**YOUR TASK:**
Reproduce the listing below without any change.

═══ DATA FOR PROCESSING

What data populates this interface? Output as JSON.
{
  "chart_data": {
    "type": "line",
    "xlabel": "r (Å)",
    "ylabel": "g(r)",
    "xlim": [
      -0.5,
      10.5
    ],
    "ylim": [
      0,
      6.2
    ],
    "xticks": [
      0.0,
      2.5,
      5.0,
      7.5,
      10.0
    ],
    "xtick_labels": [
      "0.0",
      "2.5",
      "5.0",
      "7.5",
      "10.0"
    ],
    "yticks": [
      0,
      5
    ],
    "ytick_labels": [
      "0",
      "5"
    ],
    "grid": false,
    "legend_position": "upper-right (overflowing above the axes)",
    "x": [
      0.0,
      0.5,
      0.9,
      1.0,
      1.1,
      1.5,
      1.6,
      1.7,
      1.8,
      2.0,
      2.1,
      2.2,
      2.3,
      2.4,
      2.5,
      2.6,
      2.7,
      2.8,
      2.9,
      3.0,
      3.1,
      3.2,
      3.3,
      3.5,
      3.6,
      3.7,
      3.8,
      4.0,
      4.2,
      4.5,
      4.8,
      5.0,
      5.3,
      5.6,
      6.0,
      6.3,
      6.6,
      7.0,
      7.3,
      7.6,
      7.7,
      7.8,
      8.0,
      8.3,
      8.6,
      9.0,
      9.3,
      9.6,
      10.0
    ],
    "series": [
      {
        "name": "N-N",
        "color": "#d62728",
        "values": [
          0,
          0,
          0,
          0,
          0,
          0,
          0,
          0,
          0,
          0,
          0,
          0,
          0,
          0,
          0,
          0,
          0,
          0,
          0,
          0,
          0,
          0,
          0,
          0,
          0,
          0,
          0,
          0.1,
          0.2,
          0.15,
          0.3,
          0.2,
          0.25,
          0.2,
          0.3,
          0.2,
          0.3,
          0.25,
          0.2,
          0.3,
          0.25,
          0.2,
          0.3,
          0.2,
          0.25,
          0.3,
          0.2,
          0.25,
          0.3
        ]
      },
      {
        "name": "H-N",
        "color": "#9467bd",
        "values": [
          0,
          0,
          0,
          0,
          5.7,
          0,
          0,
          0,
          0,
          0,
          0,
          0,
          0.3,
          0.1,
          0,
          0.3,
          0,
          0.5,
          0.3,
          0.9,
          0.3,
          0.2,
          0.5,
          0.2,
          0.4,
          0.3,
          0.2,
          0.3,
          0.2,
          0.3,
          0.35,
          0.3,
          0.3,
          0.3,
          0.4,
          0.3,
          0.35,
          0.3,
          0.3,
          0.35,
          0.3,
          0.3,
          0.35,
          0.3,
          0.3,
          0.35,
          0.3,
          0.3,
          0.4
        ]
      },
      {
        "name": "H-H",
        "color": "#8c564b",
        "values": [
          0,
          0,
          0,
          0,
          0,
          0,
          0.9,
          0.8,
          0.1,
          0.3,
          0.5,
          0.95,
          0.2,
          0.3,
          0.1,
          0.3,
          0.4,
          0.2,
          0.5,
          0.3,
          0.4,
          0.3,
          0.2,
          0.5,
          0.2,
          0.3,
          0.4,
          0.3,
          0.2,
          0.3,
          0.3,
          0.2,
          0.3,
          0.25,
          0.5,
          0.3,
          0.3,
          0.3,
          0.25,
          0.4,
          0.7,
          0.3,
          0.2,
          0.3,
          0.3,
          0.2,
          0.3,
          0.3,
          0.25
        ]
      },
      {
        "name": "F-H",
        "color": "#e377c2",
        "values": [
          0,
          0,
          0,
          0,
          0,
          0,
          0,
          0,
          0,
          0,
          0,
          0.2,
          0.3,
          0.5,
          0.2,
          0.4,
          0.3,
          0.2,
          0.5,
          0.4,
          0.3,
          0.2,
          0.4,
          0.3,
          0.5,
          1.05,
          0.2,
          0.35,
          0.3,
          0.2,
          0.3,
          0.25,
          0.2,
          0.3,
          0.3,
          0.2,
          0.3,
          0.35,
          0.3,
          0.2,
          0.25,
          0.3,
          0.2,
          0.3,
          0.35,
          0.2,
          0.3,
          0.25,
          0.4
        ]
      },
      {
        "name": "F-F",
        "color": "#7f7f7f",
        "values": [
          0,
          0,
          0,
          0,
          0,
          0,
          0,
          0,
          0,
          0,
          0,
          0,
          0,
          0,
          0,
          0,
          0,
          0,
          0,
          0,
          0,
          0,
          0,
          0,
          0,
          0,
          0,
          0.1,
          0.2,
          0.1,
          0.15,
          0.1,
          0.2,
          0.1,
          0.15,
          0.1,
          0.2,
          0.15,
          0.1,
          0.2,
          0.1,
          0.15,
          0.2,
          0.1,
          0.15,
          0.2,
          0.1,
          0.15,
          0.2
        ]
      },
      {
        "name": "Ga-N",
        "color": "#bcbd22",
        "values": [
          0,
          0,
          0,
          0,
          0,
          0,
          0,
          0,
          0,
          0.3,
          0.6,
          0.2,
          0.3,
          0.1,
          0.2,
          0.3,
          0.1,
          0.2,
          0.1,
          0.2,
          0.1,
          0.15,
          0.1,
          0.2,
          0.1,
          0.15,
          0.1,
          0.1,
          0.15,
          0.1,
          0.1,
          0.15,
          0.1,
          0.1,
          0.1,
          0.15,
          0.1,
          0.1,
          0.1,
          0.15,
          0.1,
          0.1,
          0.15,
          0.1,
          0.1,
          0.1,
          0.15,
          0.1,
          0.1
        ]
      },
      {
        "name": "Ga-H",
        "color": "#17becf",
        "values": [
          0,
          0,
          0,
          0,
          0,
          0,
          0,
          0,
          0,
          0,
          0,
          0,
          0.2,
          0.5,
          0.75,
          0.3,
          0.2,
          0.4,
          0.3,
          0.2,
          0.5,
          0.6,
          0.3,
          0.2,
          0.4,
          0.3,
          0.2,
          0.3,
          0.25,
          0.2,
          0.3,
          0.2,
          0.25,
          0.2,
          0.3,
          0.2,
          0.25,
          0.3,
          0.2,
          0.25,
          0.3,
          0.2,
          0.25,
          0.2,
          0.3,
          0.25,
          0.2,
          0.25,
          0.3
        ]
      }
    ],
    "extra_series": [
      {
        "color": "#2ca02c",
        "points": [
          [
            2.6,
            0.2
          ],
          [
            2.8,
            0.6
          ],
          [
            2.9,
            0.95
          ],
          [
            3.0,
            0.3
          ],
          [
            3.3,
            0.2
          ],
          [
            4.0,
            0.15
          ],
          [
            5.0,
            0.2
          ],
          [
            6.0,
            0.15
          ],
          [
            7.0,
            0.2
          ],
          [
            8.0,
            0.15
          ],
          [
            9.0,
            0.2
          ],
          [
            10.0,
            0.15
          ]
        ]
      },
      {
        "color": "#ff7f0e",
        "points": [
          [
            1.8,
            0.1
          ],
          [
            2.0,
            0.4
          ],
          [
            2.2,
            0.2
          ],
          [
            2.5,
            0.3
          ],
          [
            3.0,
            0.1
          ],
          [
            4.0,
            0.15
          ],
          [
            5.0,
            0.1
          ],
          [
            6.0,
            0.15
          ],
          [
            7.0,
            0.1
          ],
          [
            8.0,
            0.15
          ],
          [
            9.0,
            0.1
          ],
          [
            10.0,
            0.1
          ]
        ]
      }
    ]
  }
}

══════

**RESULT OF THIS EXERCISE:**
What data populates this interface? Output as JSON.
{
  "chart_data": {
    "type": "line",
    "xlabel": "r (Å)",
    "ylabel": "g(r)",
    "xlim": [
      -0.5,
      10.5
    ],
    "ylim": [
      0,
      6.2
    ],
    "xticks": [
      0.0,
      2.5,
      5.0,
      7.5,
      10.0
    ],
    "xtick_labels": [
      "0.0",
      "2.5",
      "5.0",
      "7.5",
      "10.0"
    ],
    "yticks": [
      0,
      5
    ],
    "ytick_labels": [
      "0",
      "5"
    ],
    "grid": false,
    "legend_position": "upper-right (overflowing above the axes)",
    "x": [
      0.0,
      0.5,
      0.9,
      1.0,
      1.1,
      1.5,
      1.6,
      1.7,
      1.8,
      2.0,
      2.1,
      2.2,
      2.3,
      2.4,
      2.5,
      2.6,
      2.7,
      2.8,
      2.9,
      3.0,
      3.1,
      3.2,
      3.3,
      3.5,
      3.6,
      3.7,
      3.8,
      4.0,
      4.2,
      4.5,
      4.8,
      5.0,
      5.3,
      5.6,
      6.0,
      6.3,
      6.6,
      7.0,
      7.3,
      7.6,
      7.7,
      7.8,
      8.0,
      8.3,
      8.6,
      9.0,
      9.3,
      9.6,
      10.0
    ],
    "series": [
      {
        "name": "N-N",
        "color": "#d62728",
        "values": [
          0,
          0,
          0,
          0,
          0,
          0,
          0,
          0,
          0,
          0,
          0,
          0,
          0,
          0,
          0,
          0,
          0,
          0,
          0,
          0,
          0,
          0,
          0,
          0,
          0,
          0,
          0,
          0.1,
          0.2,
          0.15,
          0.3,
          0.2,
          0.25,
          0.2,
          0.3,
          0.2,
          0.3,
          0.25,
          0.2,
          0.3,
          0.25,
          0.2,
          0.3,
          0.2,
          0.25,
          0.3,
          0.2,
          0.25,
          0.3
        ]
      },
      {
        "name": "H-N",
        "color": "#9467bd",
        "values": [
          0,
          0,
          0,
          0,
          5.7,
          0,
          0,
          0,
          0,
          0,
          0,
          0,
          0.3,
          0.1,
          0,
          0.3,
          0,
          0.5,
          0.3,
          0.9,
          0.3,
          0.2,
          0.5,
          0.2,
          0.4,
          0.3,
          0.2,
          0.3,
          0.2,
          0.3,
          0.35,
          0.3,
          0.3,
          0.3,
          0.4,
          0.3,
          0.35,
          0.3,
          0.3,
          0.35,
          0.3,
          0.3,
          0.35,
          0.3,
          0.3,
          0.35,
          0.3,
          0.3,
          0.4
        ]
      },
      {
        "name": "H-H",
        "color": "#8c564b",
        "values": [
          0,
          0,
          0,
          0,
          0,
          0,
          0.9,
          0.8,
          0.1,
          0.3,
          0.5,
          0.95,
          0.2,
          0.3,
          0.1,
          0.3,
          0.4,
          0.2,
          0.5,
          0.3,
          0.4,
          0.3,
          0.2,
          0.5,
          0.2,
          0.3,
          0.4,
          0.3,
          0.2,
          0.3,
          0.3,
          0.2,
          0.3,
          0.25,
          0.5,
          0.3,
          0.3,
          0.3,
          0.25,
          0.4,
          0.7,
          0.3,
          0.2,
          0.3,
          0.3,
          0.2,
          0.3,
          0.3,
          0.25
        ]
      },
      {
        "name": "F-H",
        "color": "#e377c2",
        "values": [
          0,
          0,
          0,
          0,
          0,
          0,
          0,
          0,
          0,
          0,
          0,
          0.2,
          0.3,
          0.5,
          0.2,
          0.4,
          0.3,
          0.2,
          0.5,
          0.4,
          0.3,
          0.2,
          0.4,
          0.3,
          0.5,
          1.05,
          0.2,
          0.35,
          0.3,
          0.2,
          0.3,
          0.25,
          0.2,
          0.3,
          0.3,
          0.2,
          0.3,
          0.35,
          0.3,
          0.2,
          0.25,
          0.3,
          0.2,
          0.3,
          0.35,
          0.2,
          0.3,
          0.25,
          0.4
        ]
      },
      {
        "name": "F-F",
        "color": "#7f7f7f",
        "values": [
          0,
          0,
          0,
          0,
          0,
          0,
          0,
          0,
          0,
          0,
          0,
          0,
          0,
          0,
          0,
          0,
          0,
          0,
          0,
          0,
          0,
          0,
          0,
          0,
          0,
          0,
          0,
          0.1,
          0.2,
          0.1,
          0.15,
          0.1,
          0.2,
          0.1,
          0.15,
          0.1,
          0.2,
          0.15,
          0.1,
          0.2,
          0.1,
          0.15,
          0.2,
          0.1,
          0.15,
          0.2,
          0.1,
          0.15,
          0.2
        ]
      },
      {
        "name": "Ga-N",
        "color": "#bcbd22",
        "values": [
          0,
          0,
          0,
          0,
          0,
          0,
          0,
          0,
          0,
          0.3,
          0.6,
          0.2,
          0.3,
          0.1,
          0.2,
          0.3,
          0.1,
          0.2,
          0.1,
          0.2,
          0.1,
          0.15,
          0.1,
          0.2,
          0.1,
          0.15,
          0.1,
          0.1,
          0.15,
          0.1,
          0.1,
          0.15,
          0.1,
          0.1,
          0.1,
          0.15,
          0.1,
          0.1,
          0.1,
          0.15,
          0.1,
          0.1,
          0.15,
          0.1,
          0.1,
          0.1,
          0.15,
          0.1,
          0.1
        ]
      },
      {
        "name": "Ga-H",
        "color": "#17becf",
        "values": [
          0,
          0,
          0,
          0,
          0,
          0,
          0,
          0,
          0,
          0,
          0,
          0,
          0.2,
          0.5,
          0.75,
          0.3,
          0.2,
          0.4,
          0.3,
          0.2,
          0.5,
          0.6,
          0.3,
          0.2,
          0.4,
          0.3,
          0.2,
          0.3,
          0.25,
          0.2,
          0.3,
          0.2,
          0.25,
          0.2,
          0.3,
          0.2,
          0.25,
          0.3,
          0.2,
          0.25,
          0.3,
          0.2,
          0.25,
          0.2,
          0.3,
          0.25,
          0.2,
          0.25,
          0.3
        ]
      }
    ],
    "extra_series": [
      {
        "color": "#2ca02c",
        "points": [
          [
            2.6,
            0.2
          ],
          [
            2.8,
            0.6
          ],
          [
            2.9,
            0.95
          ],
          [
            3.0,
            0.3
          ],
          [
            3.3,
            0.2
          ],
          [
            4.0,
            0.15
          ],
          [
            5.0,
            0.2
          ],
          [
            6.0,
            0.15
          ],
          [
            7.0,
            0.2
          ],
          [
            8.0,
            0.15
          ],
          [
            9.0,
            0.2
          ],
          [
            10.0,
            0.15
          ]
        ]
      },
      {
        "color": "#ff7f0e",
        "points": [
          [
            1.8,
            0.1
          ],
          [
            2.0,
            0.4
          ],
          [
            2.2,
            0.2
          ],
          [
            2.5,
            0.3
          ],
          [
            3.0,
            0.1
          ],
          [
            4.0,
            0.15
          ],
          [
            5.0,
            0.1
          ],
          [
            6.0,
            0.15
          ],
          [
            7.0,
            0.1
          ],
          [
            8.0,
            0.15
          ],
          [
            9.0,
            0.1
          ],
          [
            10.0,
            0.1
          ]
        ]
      }
    ]
  }
}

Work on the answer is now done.